_STATED EXERCISE_
Each record is to be printed again precisely as it reads.

'''

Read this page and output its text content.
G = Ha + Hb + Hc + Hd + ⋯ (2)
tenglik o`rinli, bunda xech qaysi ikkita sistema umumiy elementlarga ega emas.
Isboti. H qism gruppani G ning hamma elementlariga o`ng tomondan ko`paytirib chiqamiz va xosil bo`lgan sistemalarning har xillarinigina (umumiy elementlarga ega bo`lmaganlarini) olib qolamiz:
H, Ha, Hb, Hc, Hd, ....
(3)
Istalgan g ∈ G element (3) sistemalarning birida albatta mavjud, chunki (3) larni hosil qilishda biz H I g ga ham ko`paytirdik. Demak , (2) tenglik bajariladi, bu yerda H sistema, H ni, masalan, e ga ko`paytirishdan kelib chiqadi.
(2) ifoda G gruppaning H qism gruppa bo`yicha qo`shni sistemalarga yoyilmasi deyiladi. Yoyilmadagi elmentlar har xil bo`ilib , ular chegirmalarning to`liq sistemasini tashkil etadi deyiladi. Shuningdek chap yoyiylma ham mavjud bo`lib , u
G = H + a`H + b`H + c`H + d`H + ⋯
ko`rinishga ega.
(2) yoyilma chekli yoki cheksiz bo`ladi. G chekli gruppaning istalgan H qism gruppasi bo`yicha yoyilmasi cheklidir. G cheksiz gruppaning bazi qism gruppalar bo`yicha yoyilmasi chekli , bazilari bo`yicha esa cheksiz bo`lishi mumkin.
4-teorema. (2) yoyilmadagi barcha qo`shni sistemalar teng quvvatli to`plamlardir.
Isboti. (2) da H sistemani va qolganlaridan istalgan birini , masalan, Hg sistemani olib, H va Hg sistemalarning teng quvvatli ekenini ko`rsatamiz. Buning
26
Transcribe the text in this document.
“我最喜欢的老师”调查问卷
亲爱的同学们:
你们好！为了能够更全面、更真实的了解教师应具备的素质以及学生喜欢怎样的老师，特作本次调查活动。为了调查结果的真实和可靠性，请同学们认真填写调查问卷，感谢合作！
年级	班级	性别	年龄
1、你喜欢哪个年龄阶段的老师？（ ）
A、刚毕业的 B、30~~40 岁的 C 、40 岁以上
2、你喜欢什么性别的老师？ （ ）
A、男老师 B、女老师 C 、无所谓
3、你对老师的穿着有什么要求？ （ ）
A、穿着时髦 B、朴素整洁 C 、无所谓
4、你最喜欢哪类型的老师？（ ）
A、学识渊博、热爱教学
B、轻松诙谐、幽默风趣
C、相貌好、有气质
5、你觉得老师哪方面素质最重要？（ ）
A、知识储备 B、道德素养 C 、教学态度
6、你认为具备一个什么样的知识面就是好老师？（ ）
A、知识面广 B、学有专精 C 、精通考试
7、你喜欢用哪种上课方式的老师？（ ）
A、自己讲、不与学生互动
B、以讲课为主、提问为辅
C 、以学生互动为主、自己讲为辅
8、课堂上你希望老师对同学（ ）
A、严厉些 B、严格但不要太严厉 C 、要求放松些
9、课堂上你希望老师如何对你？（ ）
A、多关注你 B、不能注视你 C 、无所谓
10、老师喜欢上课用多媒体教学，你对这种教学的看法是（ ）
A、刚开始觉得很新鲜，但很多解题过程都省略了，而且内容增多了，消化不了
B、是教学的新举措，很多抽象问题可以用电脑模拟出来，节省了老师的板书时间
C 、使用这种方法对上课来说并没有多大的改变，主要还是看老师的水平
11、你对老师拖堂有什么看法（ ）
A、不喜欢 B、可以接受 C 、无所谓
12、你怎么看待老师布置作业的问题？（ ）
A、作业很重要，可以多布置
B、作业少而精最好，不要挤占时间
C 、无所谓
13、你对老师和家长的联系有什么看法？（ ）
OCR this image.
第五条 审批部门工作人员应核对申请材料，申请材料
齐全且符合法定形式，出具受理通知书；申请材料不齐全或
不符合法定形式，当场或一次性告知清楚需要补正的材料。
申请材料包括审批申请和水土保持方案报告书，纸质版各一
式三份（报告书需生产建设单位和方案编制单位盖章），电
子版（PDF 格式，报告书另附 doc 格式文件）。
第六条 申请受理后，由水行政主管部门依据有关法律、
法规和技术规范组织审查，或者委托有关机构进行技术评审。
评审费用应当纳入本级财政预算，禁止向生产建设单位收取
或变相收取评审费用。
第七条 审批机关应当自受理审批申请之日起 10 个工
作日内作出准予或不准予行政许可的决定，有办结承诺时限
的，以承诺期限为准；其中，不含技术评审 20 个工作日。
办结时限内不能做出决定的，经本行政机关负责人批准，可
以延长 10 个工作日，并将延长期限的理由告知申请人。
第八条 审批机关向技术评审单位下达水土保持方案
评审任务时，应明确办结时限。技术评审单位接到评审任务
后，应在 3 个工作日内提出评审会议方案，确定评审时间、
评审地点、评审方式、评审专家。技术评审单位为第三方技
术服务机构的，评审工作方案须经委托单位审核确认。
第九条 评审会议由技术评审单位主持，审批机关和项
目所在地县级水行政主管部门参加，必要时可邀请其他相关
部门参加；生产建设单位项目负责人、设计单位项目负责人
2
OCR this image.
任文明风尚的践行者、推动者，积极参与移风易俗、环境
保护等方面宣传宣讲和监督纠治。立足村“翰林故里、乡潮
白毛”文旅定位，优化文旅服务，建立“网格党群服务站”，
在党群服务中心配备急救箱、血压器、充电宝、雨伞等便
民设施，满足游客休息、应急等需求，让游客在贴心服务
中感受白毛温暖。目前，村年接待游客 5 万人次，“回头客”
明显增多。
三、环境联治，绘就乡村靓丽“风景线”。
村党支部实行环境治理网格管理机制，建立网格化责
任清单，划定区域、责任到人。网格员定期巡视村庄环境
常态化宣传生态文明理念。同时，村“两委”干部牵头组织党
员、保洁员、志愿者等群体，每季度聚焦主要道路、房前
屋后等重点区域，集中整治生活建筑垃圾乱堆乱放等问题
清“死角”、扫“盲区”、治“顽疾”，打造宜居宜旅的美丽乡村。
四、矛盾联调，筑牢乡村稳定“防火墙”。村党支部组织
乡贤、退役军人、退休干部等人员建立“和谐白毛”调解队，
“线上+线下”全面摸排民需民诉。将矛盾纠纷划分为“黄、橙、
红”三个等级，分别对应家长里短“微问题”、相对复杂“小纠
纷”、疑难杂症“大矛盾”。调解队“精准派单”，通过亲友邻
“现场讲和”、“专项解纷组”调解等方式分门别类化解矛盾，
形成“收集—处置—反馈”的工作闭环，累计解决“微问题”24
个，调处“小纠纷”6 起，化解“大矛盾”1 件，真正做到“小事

'''

_EXPECTED OUTPUT_
Read this page and output its text content.
G = Ha + Hb + Hc + Hd + ⋯ (2)
tenglik o`rinli, bunda xech qaysi ikkita sistema umumiy elementlarga ega emas.
Isboti. H qism gruppani G ning hamma elementlariga o`ng tomondan ko`paytirib chiqamiz va xosil bo`lgan sistemalarning har xillarinigina (umumiy elementlarga ega bo`lmaganlarini) olib qolamiz:
H, Ha, Hb, Hc, Hd, ....
(3)
Istalgan g ∈ G element (3) sistemalarning birida albatta mavjud, chunki (3) larni hosil qilishda biz H I g ga ham ko`paytirdik. Demak , (2) tenglik bajariladi, bu yerda H sistema, H ni, masalan, e ga ko`paytirishdan kelib chiqadi.
(2) ifoda G gruppaning H qism gruppa bo`yicha qo`shni sistemalarga yoyilmasi deyiladi. Yoyilmadagi elmentlar har xil bo`ilib , ular chegirmalarning to`liq sistemasini tashkil etadi deyiladi. Shuningdek chap yoyiylma ham mavjud bo`lib , u
G = H + a`H + b`H + c`H + d`H + ⋯
ko`rinishga ega.
(2) yoyilma chekli yoki cheksiz bo`ladi. G chekli gruppaning istalgan H qism gruppasi bo`yicha yoyilmasi cheklidir. G cheksiz gruppaning bazi qism gruppalar bo`yicha yoyilmasi chekli , bazilari bo`yicha esa cheksiz bo`lishi mumkin.
4-teorema. (2) yoyilmadagi barcha qo`shni sistemalar teng quvvatli to`plamlardir.
Isboti. (2) da H sistemani va qolganlaridan istalgan birini , masalan, Hg sistemani olib, H va Hg sistemalarning teng quvvatli ekenini ko`rsatamiz. Buning
26
Transcribe the text in this document.
“我最喜欢的老师”调查问卷
亲爱的同学们:
你们好！为了能够更全面、更真实的了解教师应具备的素质以及学生喜欢怎样的老师，特作本次调查活动。为了调查结果的真实和可靠性，请同学们认真填写调查问卷，感谢合作！
年级	班级	性别	年龄
1、你喜欢哪个年龄阶段的老师？（ ）
A、刚毕业的 B、30~~40 岁的 C 、40 岁以上
2、你喜欢什么性别的老师？ （ ）
A、男老师 B、女老师 C 、无所谓
3、你对老师的穿着有什么要求？ （ ）
A、穿着时髦 B、朴素整洁 C 、无所谓
4、你最喜欢哪类型的老师？（ ）
A、学识渊博、热爱教学
B、轻松诙谐、幽默风趣
C、相貌好、有气质
5、你觉得老师哪方面素质最重要？（ ）
A、知识储备 B、道德素养 C 、教学态度
6、你认为具备一个什么样的知识面就是好老师？（ ）
A、知识面广 B、学有专精 C 、精通考试
7、你喜欢用哪种上课方式的老师？（ ）
A、自己讲、不与学生互动
B、以讲课为主、提问为辅
C 、以学生互动为主、自己讲为辅
8、课堂上你希望老师对同学（ ）
A、严厉些 B、严格但不要太严厉 C 、要求放松些
9、课堂上你希望老师如何对你？（ ）
A、多关注你 B、不能注视你 C 、无所谓
10、老师喜欢上课用多媒体教学，你对这种教学的看法是（ ）
A、刚开始觉得很新鲜，但很多解题过程都省略了，而且内容增多了，消化不了
B、是教学的新举措，很多抽象问题可以用电脑模拟出来，节省了老师的板书时间
C 、使用这种方法对上课来说并没有多大的改变，主要还是看老师的水平
11、你对老师拖堂有什么看法（ ）
A、不喜欢 B、可以接受 C 、无所谓
12、你怎么看待老师布置作业的问题？（ ）
A、作业很重要，可以多布置
B、作业少而精最好，不要挤占时间
C 、无所谓
13、你对老师和家长的联系有什么看法？（ ）
OCR this image.
第五条 审批部门工作人员应核对申请材料，申请材料
齐全且符合法定形式，出具受理通知书；申请材料不齐全或
不符合法定形式，当场或一次性告知清楚需要补正的材料。
申请材料包括审批申请和水土保持方案报告书，纸质版各一
式三份（报告书需生产建设单位和方案编制单位盖章），电
子版（PDF 格式，报告书另附 doc 格式文件）。
第六条 申请受理后，由水行政主管部门依据有关法律、
法规和技术规范组织审查，或者委托有关机构进行技术评审。
评审费用应当纳入本级财政预算，禁止向生产建设单位收取
或变相收取评审费用。
第七条 审批机关应当自受理审批申请之日起 10 个工
作日内作出准予或不准予行政许可的决定，有办结承诺时限
的，以承诺期限为准；其中，不含技术评审 20 个工作日。
办结时限内不能做出决定的，经本行政机关负责人批准，可
以延长 10 个工作日，并将延长期限的理由告知申请人。
第八条 审批机关向技术评审单位下达水土保持方案
评审任务时，应明确办结时限。技术评审单位接到评审任务
后，应在 3 个工作日内提出评审会议方案，确定评审时间、
评审地点、评审方式、评审专家。技术评审单位为第三方技
术服务机构的，评审工作方案须经委托单位审核确认。
第九条 评审会议由技术评审单位主持，审批机关和项
目所在地县级水行政主管部门参加，必要时可邀请其他相关
部门参加；生产建设单位项目负责人、设计单位项目负责人
2
OCR this image.
任文明风尚的践行者、推动者，积极参与移风易俗、环境
保护等方面宣传宣讲和监督纠治。立足村“翰林故里、乡潮
白毛”文旅定位，优化文旅服务，建立“网格党群服务站”，
在党群服务中心配备急救箱、血压器、充电宝、雨伞等便
民设施，满足游客休息、应急等需求，让游客在贴心服务
中感受白毛温暖。目前，村年接待游客 5 万人次，“回头客”
明显增多。
三、环境联治，绘就乡村靓丽“风景线”。
村党支部实行环境治理网格管理机制，建立网格化责
任清单，划定区域、责任到人。网格员定期巡视村庄环境
常态化宣传生态文明理念。同时，村“两委”干部牵头组织党
员、保洁员、志愿者等群体，每季度聚焦主要道路、房前
屋后等重点区域，集中整治生活建筑垃圾乱堆乱放等问题
清“死角”、扫“盲区”、治“顽疾”，打造宜居宜旅的美丽乡村。
四、矛盾联调，筑牢乡村稳定“防火墙”。村党支部组织
乡贤、退役军人、退休干部等人员建立“和谐白毛”调解队，
“线上+线下”全面摸排民需民诉。将矛盾纠纷划分为“黄、橙、
红”三个等级，分别对应家长里短“微问题”、相对复杂“小纠
纷”、疑难杂症“大矛盾”。调解队“精准派单”，通过亲友邻
“现场讲和”、“专项解纷组”调解等方式分门别类化解矛盾，
形成“收集—处置—反馈”的工作闭环，累计解决“微问题”24
个，调处“小纠纷”6 起，化解“大矛盾”1 件，真正做到“小事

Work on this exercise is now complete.